EXERCISE INSTRUCTIONS:
1. Can you echo the simulator excerpt from "It is not that" through "the failure model."?
2. Can you repeat the stretch of the records from their start through the line containing "table-header-cell: 有料化開始年 xyxy=(848,962,1285,1064)", substituting "table-data-cell" for "table-value-cell" and leaving everything else unchanged?

— Start EXTRACT —

The simulator uses the seeded prng to generate actions, which include actions such as delivering a message, crashing a replica, generating a user request and more. The simulator generates max_actions actions where each action is generated based on the current state of the system, this is done to improve the number of interesting input sequences.

It is not that useful to crash a replica that’s already in the crashed state or to crash more than F replicas if we are interested in testing that a cluster with 2F + 1 replicas can make progress as long as the majority of replicas are up. In general, actions that trigger failures should be generated according to the failure model.

struct ActionSimulator {
    config: ActionSimulatorConfig,
    rng: Rc<RefCell<StdRng>>,
    bus: Rc<SimMessageBus>,
    replicas: Vec<Replica>,
}

enum Action {
    SendUserRequest,
    CrashReplica,
    RestartReplica,
    DeliverMessage,
    DropMessage,
    DuplicateMessage,
}

impl ActionSimulator {
    fn next_action(&mut self) -> Action {
      // Use the prng + knowledge about the current system state to generate the next action.
      // It's not that useful to crash a replica that's already in the crashed state.
    }
    fn run(&mut self) {
        for i in 0..self.config.max_actions {
            let action = self.next_action();
            match action {
              Action::SendUserRequest => {
                // Trigger a proposal from a replica.
              }
              Action::CrashReplica => {
                // Crash a random replica.

— End EXTRACT —
— Start DATA EXCERPTS —

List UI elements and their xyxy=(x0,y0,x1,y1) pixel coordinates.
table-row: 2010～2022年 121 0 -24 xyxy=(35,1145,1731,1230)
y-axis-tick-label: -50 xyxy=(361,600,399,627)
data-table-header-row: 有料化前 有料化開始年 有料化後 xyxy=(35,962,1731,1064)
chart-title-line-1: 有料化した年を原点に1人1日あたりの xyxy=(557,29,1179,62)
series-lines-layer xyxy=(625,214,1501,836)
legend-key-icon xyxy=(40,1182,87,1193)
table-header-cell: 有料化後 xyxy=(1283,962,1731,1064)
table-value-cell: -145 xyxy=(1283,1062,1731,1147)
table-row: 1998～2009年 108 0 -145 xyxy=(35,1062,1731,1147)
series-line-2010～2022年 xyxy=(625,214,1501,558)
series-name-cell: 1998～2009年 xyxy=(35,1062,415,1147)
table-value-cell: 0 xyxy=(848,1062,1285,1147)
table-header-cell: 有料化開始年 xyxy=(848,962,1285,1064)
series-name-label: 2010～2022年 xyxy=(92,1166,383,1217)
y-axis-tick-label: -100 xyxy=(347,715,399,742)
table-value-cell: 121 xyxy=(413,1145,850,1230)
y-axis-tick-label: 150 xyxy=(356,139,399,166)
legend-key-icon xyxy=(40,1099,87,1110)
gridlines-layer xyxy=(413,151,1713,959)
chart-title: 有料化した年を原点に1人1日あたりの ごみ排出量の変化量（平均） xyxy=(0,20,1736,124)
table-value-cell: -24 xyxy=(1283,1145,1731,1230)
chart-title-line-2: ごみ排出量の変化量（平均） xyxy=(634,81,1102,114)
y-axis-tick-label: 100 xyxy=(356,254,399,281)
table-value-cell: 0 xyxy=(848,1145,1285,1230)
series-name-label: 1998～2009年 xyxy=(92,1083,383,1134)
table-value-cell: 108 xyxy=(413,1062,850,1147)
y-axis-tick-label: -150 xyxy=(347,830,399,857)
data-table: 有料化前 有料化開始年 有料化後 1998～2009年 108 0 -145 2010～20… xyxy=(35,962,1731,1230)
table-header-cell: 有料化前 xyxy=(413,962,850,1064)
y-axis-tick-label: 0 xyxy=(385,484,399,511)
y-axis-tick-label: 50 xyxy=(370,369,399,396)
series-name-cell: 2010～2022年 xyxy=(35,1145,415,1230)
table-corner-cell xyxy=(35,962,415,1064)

— End DATA EXCERPTS —

OUTPUTS IN ORDER:
1.
It is not that useful to crash a replica that’s already in the crashed state or to crash more than F replicas if we are interested in testing that a cluster with 2F + 1 replicas can make progress as long as the majority of replicas are up. In general, actions that trigger failures should be generated according to the failure model.

2.
List UI elements and their xyxy=(x0,y0,x1,y1) pixel coordinates.
table-row: 2010～2022年 121 0 -24 xyxy=(35,1145,1731,1230)
y-axis-tick-label: -50 xyxy=(361,600,399,627)
data-table-header-row: 有料化前 有料化開始年 有料化後 xyxy=(35,962,1731,1064)
chart-title-line-1: 有料化した年を原点に1人1日あたりの xyxy=(557,29,1179,62)
series-lines-layer xyxy=(625,214,1501,836)
legend-key-icon xyxy=(40,1182,87,1193)
table-header-cell: 有料化後 xyxy=(1283,962,1731,1064)
table-data-cell: -145 xyxy=(1283,1062,1731,1147)
table-row: 1998～2009年 108 0 -145 xyxy=(35,1062,1731,1147)
series-line-2010～2022年 xyxy=(625,214,1501,558)
series-name-cell: 1998～2009年 xyxy=(35,1062,415,1147)
table-data-cell: 0 xyxy=(848,1062,1285,1147)
table-header-cell: 有料化開始年 xyxy=(848,962,1285,1064)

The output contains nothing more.